*Tâche courte 1*: Extrayez du texte sur l'auteur, l'opposant et le partisan le passage allant de "L’opposant : Attentif" à "d’être celui qui attisera la braise.".
*Tâche courte 2*: Reformulez sous forme de liste le paragraphe du texte sur l'auteur, l'opposant et le partisan qui commence par « L’opposant : Attentif à tout ce qui s’écrit », en gardant ses faits principaux.
*Tâche courte 3*:
Répondez brièvement à ces questions sur le texte sur l'auteur, l'opposant et le partisan :
(a) De quoi l'auteur connaît-il même l'étymologie ?
(b) Qu'est-ce que l'opposant n'apprécie pas ?
(c) Entre quoi le partisan est-il incapable de faire la différence ?

*Extrait de page*:
========================================
L’auteur : Inconscient ou indifférent de la facilité avec laquelle la foule s’enflamme, l’auteur d’une publication écrit sans réfléchir au sens de ses mots. Ah si ! va-t-on dire. Il sait très bien ce qu’ils veulent dire, il en connait même l’étymologie. Ce que les autres en pensent, quelle importance ! Il connait le sens véritable, lui. Alors il écrit comme ça lui chante sur cet espace public qu’il sait pourtant si sensible, quitte à attiser la braise.

L’opposant : Attentif à tout ce qui s’écrit, l’opposant n’apprécie pas qu’on veuille lui imposer un point de vue qui n’est pas le sien. Et peu importe que l’auteur s’adresse à lui ou non, il est prêt à intervenir à la moindre étincelle. Une injonction, une croyance, une opinion… il connait le pouvoir des mots et il ne laissera personne l’utiliser à mauvais escient. Et peu lui importe d’être celui qui attisera la braise.

Le partisan : Incapable de différencier le sens de la camaraderie du fanatisme le plus obscur, le partisan guette le moindre commentaire qui pourrait mettre à mal l’auteur. Il le sent, il le sait, l’opposant viendra, attiré par la braise d’un mot déplacé, d’une phrase mal tournée. Il n’a qu’à se tenir en embuscade pour le prendre à son propre piège. Parce qu’il le sait, lui, qu’il pratique fort bien la rhétorique du passif-agressif. Provoquer, il sait faire, même s’il doit être celui qui attisera la braise.
========================================
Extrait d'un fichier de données
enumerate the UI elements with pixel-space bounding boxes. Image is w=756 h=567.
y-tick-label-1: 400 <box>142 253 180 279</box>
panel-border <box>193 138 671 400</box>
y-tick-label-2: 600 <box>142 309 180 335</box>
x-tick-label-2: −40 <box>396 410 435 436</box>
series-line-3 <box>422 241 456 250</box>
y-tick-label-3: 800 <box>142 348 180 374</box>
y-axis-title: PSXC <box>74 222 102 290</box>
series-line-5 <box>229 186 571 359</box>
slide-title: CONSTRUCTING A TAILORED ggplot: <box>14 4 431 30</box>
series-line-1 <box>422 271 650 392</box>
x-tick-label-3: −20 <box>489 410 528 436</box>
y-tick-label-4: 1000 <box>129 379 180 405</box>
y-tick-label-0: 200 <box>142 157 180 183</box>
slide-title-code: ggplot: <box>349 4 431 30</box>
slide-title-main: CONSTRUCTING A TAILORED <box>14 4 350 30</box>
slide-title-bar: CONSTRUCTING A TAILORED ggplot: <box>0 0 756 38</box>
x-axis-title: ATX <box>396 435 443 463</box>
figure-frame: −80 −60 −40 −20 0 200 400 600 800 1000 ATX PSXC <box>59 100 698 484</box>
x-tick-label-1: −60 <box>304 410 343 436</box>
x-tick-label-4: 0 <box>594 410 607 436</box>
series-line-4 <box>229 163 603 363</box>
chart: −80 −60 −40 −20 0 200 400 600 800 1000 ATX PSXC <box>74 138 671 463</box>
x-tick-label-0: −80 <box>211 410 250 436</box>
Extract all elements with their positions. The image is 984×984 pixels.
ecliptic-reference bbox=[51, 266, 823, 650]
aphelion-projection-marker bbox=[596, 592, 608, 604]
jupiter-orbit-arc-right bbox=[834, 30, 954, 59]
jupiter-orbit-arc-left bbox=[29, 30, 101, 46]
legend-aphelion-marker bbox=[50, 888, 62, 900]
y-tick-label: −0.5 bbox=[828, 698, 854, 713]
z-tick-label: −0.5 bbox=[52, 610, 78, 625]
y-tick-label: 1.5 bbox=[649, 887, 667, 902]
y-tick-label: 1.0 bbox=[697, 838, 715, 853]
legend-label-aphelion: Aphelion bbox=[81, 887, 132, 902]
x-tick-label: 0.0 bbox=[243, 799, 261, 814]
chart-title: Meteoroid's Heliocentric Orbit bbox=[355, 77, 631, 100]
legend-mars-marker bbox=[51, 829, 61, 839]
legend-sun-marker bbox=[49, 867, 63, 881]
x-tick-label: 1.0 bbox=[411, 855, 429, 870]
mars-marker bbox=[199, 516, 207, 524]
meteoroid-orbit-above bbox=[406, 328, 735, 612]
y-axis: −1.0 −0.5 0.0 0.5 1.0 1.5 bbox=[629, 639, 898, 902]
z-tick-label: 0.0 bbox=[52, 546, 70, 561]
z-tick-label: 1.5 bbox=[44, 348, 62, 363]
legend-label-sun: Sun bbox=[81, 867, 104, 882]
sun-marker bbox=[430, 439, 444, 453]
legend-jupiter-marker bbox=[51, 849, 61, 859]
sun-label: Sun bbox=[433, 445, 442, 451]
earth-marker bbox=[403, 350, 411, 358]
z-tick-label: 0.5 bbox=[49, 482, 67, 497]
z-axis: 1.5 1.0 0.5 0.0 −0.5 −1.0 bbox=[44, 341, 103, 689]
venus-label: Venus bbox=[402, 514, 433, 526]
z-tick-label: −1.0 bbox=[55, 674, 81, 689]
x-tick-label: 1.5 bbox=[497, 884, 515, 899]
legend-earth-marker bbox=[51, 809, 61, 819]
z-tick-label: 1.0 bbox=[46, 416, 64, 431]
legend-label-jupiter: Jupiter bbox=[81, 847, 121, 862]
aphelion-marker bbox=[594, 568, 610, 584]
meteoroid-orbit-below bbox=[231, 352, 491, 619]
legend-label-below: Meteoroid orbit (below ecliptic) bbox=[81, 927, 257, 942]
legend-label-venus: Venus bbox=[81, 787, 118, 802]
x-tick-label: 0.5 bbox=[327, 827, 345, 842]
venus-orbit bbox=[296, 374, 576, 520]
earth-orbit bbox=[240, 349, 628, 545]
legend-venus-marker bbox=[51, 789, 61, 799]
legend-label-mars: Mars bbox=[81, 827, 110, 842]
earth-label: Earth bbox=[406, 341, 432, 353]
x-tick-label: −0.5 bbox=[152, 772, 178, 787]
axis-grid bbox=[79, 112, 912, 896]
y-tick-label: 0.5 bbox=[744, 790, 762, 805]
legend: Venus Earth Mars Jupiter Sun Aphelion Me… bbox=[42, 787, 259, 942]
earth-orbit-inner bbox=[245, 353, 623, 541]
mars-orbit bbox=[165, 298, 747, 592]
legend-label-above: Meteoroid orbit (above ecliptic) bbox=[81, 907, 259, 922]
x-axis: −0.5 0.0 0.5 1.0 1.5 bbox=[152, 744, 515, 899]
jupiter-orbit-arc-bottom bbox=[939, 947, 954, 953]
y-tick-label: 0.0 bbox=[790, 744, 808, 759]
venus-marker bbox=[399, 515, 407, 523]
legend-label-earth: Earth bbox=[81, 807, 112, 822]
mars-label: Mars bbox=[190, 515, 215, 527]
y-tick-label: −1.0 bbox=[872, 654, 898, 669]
========================================
*Réponse complète 1*:
L’opposant : Attentif à tout ce qui s’écrit, l’opposant n’apprécie pas qu’on veuille lui imposer un point de vue qui n’est pas le sien. Et peu importe que l’auteur s’adresse à lui ou non, il est prêt à intervenir à la moindre étincelle. Une injonction, une croyance, une opinion… il connait le pouvoir des mots et il ne laissera personne l’utiliser à mauvais escient. Et peu lui importe d’être celui qui attisera la braise.

*Réponse complète 2*:
- L'opposant lit avec attention tout ce qui s'écrit.
- Il n'accepte pas qu'on veuille lui imposer un point de vue qui n'est pas le sien.
- Il est prêt à intervenir à la moindre étincelle, que l'auteur s'adresse à lui ou non.
- Il connaît le pouvoir des mots (injonction, croyance, opinion) et ne laissera personne en faire mauvais usage.
- Peu lui importe d'être celui qui attisera la braise.

*Réponse complète 3*:
(a) Des mots qu'il emploie.
(b) Qu'on veuille lui imposer un point de vue qui n'est pas le sien.
(c) Entre le sens de la camaraderie et le fanatisme le plus obscur.